REQUEST: In the material below, find each line holding the string "Enter" and copy it.

-- Start of SUPPLIED RECORDS --

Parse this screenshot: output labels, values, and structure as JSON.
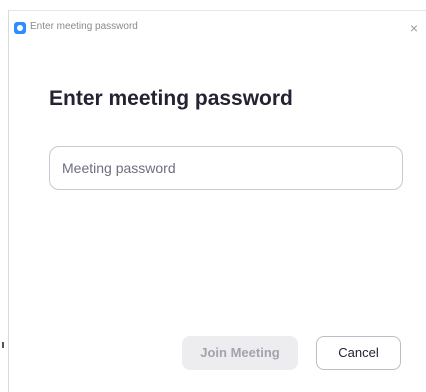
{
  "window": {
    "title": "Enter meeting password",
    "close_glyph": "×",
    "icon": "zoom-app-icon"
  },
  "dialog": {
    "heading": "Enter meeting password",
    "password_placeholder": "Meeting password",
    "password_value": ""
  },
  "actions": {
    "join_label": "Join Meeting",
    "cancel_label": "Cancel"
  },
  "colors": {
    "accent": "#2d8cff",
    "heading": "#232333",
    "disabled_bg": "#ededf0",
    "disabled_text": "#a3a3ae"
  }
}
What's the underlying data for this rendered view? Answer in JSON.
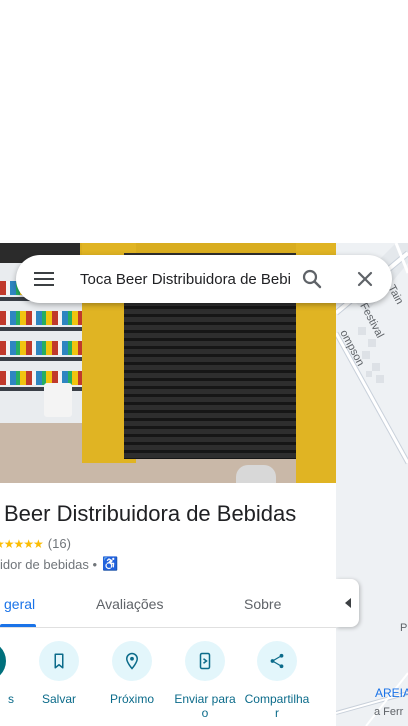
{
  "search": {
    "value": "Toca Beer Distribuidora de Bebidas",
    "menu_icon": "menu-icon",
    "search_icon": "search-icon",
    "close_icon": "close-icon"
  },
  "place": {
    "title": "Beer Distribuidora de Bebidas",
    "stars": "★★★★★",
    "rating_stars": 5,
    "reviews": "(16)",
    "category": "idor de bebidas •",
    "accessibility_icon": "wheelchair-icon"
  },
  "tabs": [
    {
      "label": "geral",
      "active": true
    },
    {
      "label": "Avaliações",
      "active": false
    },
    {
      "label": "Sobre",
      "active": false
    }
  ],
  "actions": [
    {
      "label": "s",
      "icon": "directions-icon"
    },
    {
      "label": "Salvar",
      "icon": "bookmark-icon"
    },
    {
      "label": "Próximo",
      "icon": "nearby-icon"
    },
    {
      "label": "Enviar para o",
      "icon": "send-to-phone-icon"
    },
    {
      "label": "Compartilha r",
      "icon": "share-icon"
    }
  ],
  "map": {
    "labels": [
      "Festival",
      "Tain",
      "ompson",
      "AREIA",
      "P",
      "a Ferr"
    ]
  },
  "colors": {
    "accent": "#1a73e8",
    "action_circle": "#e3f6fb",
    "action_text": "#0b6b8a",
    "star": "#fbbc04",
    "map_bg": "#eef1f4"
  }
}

-- End of SUPPLIED RECORDS --
-- Start of SUPPLIED RECORDS --

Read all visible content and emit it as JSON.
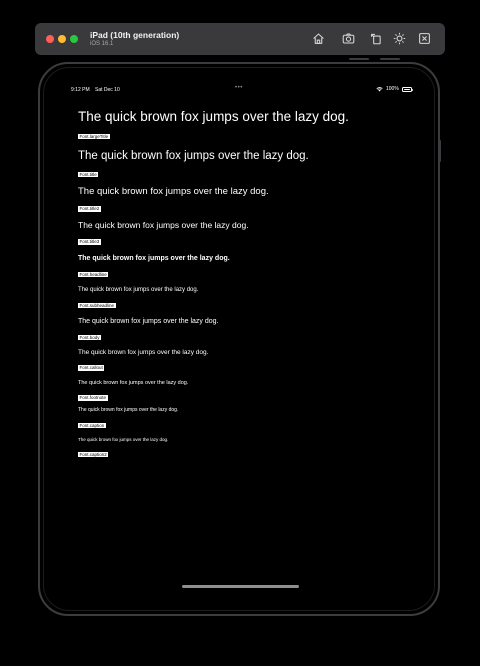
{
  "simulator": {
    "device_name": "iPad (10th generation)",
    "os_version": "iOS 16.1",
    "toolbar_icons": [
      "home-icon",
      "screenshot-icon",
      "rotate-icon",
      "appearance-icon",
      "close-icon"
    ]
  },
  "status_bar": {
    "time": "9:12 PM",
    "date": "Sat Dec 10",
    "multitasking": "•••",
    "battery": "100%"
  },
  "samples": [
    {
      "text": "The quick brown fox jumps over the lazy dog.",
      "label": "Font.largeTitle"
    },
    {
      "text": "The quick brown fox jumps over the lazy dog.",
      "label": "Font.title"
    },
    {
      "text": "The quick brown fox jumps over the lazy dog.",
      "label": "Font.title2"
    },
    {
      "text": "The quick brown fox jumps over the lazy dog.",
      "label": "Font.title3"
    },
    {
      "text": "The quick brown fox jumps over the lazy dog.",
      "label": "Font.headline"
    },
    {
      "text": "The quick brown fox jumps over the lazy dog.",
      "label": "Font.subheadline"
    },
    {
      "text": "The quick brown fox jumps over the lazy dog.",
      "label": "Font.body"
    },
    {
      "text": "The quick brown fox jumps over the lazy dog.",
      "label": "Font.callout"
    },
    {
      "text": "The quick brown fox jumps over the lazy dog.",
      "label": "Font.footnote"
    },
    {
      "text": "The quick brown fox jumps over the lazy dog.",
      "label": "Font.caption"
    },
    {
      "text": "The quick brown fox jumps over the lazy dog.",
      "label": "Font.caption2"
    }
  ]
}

-- End of SUPPLIED RECORDS --

SOLVED PROBLEM:
    "title": "Enter meeting password",
    "heading": "Enter meeting password",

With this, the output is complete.